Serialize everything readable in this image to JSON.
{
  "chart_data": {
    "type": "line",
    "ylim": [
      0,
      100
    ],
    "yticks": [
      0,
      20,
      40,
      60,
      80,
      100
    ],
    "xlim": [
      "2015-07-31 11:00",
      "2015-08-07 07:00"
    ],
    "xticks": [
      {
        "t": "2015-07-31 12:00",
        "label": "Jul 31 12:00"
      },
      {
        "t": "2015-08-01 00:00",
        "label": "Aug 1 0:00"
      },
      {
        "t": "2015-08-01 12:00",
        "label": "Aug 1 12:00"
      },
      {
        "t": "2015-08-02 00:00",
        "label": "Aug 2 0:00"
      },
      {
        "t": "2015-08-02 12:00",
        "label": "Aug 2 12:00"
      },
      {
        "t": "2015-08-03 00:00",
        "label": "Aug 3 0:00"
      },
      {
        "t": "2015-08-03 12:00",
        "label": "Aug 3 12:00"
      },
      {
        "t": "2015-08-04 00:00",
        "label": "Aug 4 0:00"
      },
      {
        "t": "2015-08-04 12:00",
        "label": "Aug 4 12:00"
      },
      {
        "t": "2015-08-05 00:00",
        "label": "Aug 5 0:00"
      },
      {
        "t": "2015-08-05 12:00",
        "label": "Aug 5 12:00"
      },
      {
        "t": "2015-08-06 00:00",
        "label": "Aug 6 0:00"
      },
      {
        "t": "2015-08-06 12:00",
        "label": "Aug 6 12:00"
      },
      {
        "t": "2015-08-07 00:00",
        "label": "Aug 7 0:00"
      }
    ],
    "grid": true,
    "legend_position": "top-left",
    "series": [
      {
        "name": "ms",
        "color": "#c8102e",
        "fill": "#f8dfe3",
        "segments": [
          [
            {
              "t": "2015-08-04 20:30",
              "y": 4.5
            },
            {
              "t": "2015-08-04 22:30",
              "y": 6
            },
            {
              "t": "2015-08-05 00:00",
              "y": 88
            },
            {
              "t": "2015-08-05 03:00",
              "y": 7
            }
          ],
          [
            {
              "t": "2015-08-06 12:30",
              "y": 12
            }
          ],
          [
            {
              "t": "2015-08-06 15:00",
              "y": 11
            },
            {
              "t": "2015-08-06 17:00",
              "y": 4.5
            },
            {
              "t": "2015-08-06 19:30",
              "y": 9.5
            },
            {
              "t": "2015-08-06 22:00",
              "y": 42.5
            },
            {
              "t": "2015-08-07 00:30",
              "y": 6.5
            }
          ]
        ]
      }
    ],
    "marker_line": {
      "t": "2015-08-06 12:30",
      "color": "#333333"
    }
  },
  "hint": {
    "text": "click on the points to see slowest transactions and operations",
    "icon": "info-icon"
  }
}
◇ ◇ ◇ ◇
* Direction:
Set out the complete listing exactly as shown.

* Expected answer:
Serialize everything readable in this image to JSON.
{
  "chart_data": {
    "type": "line",
    "ylim": [
      0,
      100
    ],
    "yticks": [
      0,
      20,
      40,
      60,
      80,
      100
    ],
    "xlim": [
      "2015-07-31 11:00",
      "2015-08-07 07:00"
    ],
    "xticks": [
      {
        "t": "2015-07-31 12:00",
        "label": "Jul 31 12:00"
      },
      {
        "t": "2015-08-01 00:00",
        "label": "Aug 1 0:00"
      },
      {
        "t": "2015-08-01 12:00",
        "label": "Aug 1 12:00"
      },
      {
        "t": "2015-08-02 00:00",
        "label": "Aug 2 0:00"
      },
      {
        "t": "2015-08-02 12:00",
        "label": "Aug 2 12:00"
      },
      {
        "t": "2015-08-03 00:00",
        "label": "Aug 3 0:00"
      },
      {
        "t": "2015-08-03 12:00",
        "label": "Aug 3 12:00"
      },
      {
        "t": "2015-08-04 00:00",
        "label": "Aug 4 0:00"
      },
      {
        "t": "2015-08-04 12:00",
        "label": "Aug 4 12:00"
      },
      {
        "t": "2015-08-05 00:00",
        "label": "Aug 5 0:00"
      },
      {
        "t": "2015-08-05 12:00",
        "label": "Aug 5 12:00"
      },
      {
        "t": "2015-08-06 00:00",
        "label": "Aug 6 0:00"
      },
      {
        "t": "2015-08-06 12:00",
        "label": "Aug 6 12:00"
      },
      {
        "t": "2015-08-07 00:00",
        "label": "Aug 7 0:00"
      }
    ],
    "grid": true,
    "legend_position": "top-left",
    "series": [
      {
        "name": "ms",
        "color": "#c8102e",
        "fill": "#f8dfe3",
        "segments": [
          [
            {
              "t": "2015-08-04 20:30",
              "y": 4.5
            },
            {
              "t": "2015-08-04 22:30",
              "y": 6
            },
            {
              "t": "2015-08-05 00:00",
              "y": 88
            },
            {
              "t": "2015-08-05 03:00",
              "y": 7
            }
          ],
          [
            {
              "t": "2015-08-06 12:30",
              "y": 12
            }
          ],
          [
            {
              "t": "2015-08-06 15:00",
              "y": 11
            },
            {
              "t": "2015-08-06 17:00",
              "y": 4.5
            },
            {
              "t": "2015-08-06 19:30",
              "y": 9.5
            },
            {
              "t": "2015-08-06 22:00",
              "y": 42.5
            },
            {
              "t": "2015-08-07 00:30",
              "y": 6.5
            }
          ]
        ]
      }
    ],
    "marker_line": {
      "t": "2015-08-06 12:30",
      "color": "#333333"
    }
  },
  "hint": {
    "text": "click on the points to see slowest transactions and operations",
    "icon": "info-icon"
  }
}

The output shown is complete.